==== TASK DATA

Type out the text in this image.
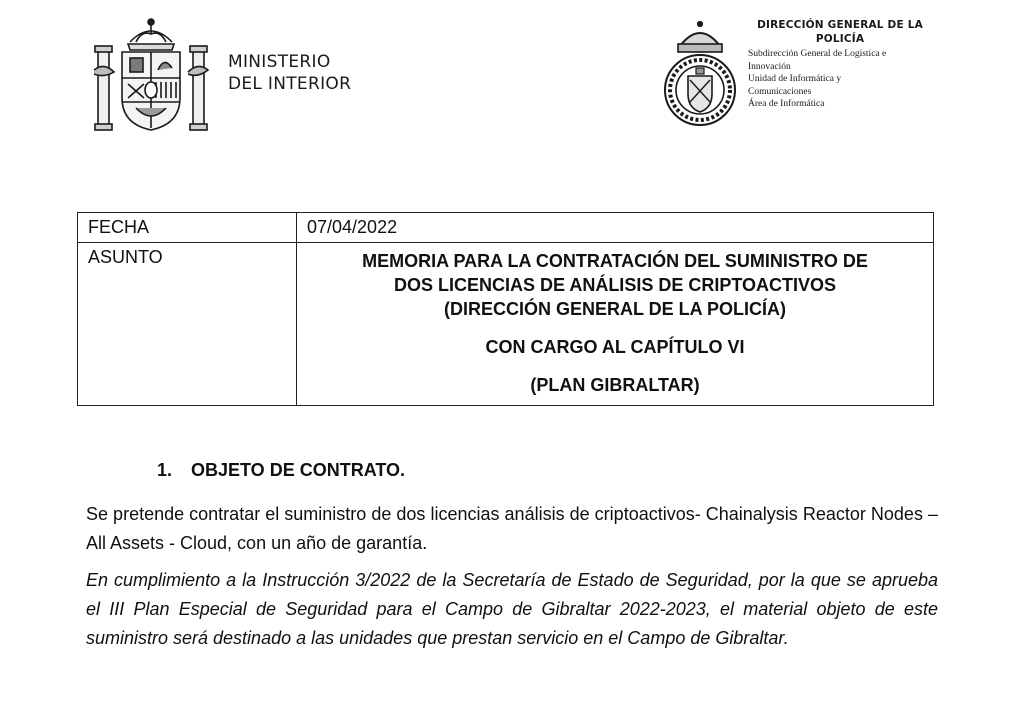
MINISTERIO
DEL INTERIOR
DIRECCIÓN GENERAL DE LA POLICÍA
Subdirección General de Logística e
Innovación
Unidad de Informática y
Comunicaciones
Área de Informática
FECHA	07/04/2022
ASUNTO	MEMORIA PARA LA CONTRATACIÓN DEL SUMINISTRO DE
DOS LICENCIAS DE ANÁLISIS DE CRIPTOACTIVOS
(DIRECCIÓN GENERAL DE LA POLICÍA)
CON CARGO AL CAPÍTULO VI
(PLAN GIBRALTAR)
1. OBJETO DE CONTRATO.

Se pretende contratar el suministro de dos licencias análisis de criptoactivos- Chainalysis Reactor Nodes – All Assets - Cloud, con un año de garantía.

En cumplimiento a la Instrucción 3/2022 de la Secretaría de Estado de Seguridad, por la que se aprueba el III Plan Especial de Seguridad para el Campo de Gibraltar 2022-2023, el material objeto de este suministro será destinado a las unidades que prestan servicio en el Campo de Gibraltar.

========

(EXERCISE REQUIREMENTS): Transcribe each entry above exactly, apart from the pictures.

(SOLUTION FOR THIS EXERCISE):
Type out the text in this image.
MINISTERIO
DEL INTERIOR
DIRECCIÓN GENERAL DE LA POLICÍA
Subdirección General de Logística e
Innovación
Unidad de Informática y
Comunicaciones
Área de Informática
FECHA	07/04/2022
ASUNTO	MEMORIA PARA LA CONTRATACIÓN DEL SUMINISTRO DE
DOS LICENCIAS DE ANÁLISIS DE CRIPTOACTIVOS
(DIRECCIÓN GENERAL DE LA POLICÍA)
CON CARGO AL CAPÍTULO VI
(PLAN GIBRALTAR)
1. OBJETO DE CONTRATO.

Se pretende contratar el suministro de dos licencias análisis de criptoactivos- Chainalysis Reactor Nodes – All Assets - Cloud, con un año de garantía.

En cumplimiento a la Instrucción 3/2022 de la Secretaría de Estado de Seguridad, por la que se aprueba el III Plan Especial de Seguridad para el Campo de Gibraltar 2022-2023, el material objeto de este suministro será destinado a las unidades que prestan servicio en el Campo de Gibraltar.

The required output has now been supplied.